--- Data records ---

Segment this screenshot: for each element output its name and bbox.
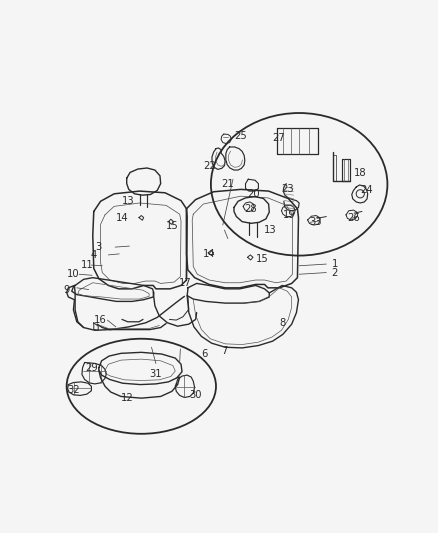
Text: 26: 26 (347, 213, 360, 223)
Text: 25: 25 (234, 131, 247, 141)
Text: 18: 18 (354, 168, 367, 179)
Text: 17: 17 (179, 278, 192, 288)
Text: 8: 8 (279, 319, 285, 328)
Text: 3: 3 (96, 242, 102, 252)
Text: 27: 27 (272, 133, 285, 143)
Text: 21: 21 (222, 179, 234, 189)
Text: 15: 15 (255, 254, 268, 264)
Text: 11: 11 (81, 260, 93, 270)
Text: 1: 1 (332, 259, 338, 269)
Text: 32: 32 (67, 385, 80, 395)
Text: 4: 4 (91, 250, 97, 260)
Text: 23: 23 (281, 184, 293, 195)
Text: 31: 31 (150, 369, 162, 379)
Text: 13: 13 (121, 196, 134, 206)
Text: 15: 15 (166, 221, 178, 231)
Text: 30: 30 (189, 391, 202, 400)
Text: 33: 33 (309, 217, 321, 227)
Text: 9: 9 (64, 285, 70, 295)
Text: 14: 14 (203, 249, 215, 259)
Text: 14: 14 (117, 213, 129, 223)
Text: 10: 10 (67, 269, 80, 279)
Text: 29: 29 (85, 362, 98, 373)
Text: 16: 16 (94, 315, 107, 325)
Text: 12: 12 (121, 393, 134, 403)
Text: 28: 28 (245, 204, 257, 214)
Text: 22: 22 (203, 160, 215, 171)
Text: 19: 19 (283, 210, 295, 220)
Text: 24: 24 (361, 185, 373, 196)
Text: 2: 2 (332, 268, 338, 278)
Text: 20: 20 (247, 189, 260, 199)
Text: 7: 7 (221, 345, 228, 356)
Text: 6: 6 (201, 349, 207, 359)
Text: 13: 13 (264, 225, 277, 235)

---

▸ Exercise:
Reproduce every line of the material above without any change, leaving out the pictures.

▸ Task output:
Segment this screenshot: for each element output its name and bbox.
Text: 26: 26 (347, 213, 360, 223)
Text: 25: 25 (234, 131, 247, 141)
Text: 18: 18 (354, 168, 367, 179)
Text: 17: 17 (179, 278, 192, 288)
Text: 8: 8 (279, 319, 285, 328)
Text: 3: 3 (96, 242, 102, 252)
Text: 27: 27 (272, 133, 285, 143)
Text: 21: 21 (222, 179, 234, 189)
Text: 15: 15 (255, 254, 268, 264)
Text: 11: 11 (81, 260, 93, 270)
Text: 1: 1 (332, 259, 338, 269)
Text: 32: 32 (67, 385, 80, 395)
Text: 4: 4 (91, 250, 97, 260)
Text: 23: 23 (281, 184, 293, 195)
Text: 31: 31 (150, 369, 162, 379)
Text: 13: 13 (121, 196, 134, 206)
Text: 15: 15 (166, 221, 178, 231)
Text: 30: 30 (189, 391, 202, 400)
Text: 33: 33 (309, 217, 321, 227)
Text: 9: 9 (64, 285, 70, 295)
Text: 14: 14 (203, 249, 215, 259)
Text: 14: 14 (117, 213, 129, 223)
Text: 10: 10 (67, 269, 80, 279)
Text: 29: 29 (85, 362, 98, 373)
Text: 16: 16 (94, 315, 107, 325)
Text: 12: 12 (121, 393, 134, 403)
Text: 28: 28 (245, 204, 257, 214)
Text: 22: 22 (203, 160, 215, 171)
Text: 19: 19 (283, 210, 295, 220)
Text: 24: 24 (361, 185, 373, 196)
Text: 2: 2 (332, 268, 338, 278)
Text: 20: 20 (247, 189, 260, 199)
Text: 7: 7 (221, 345, 228, 356)
Text: 6: 6 (201, 349, 207, 359)
Text: 13: 13 (264, 225, 277, 235)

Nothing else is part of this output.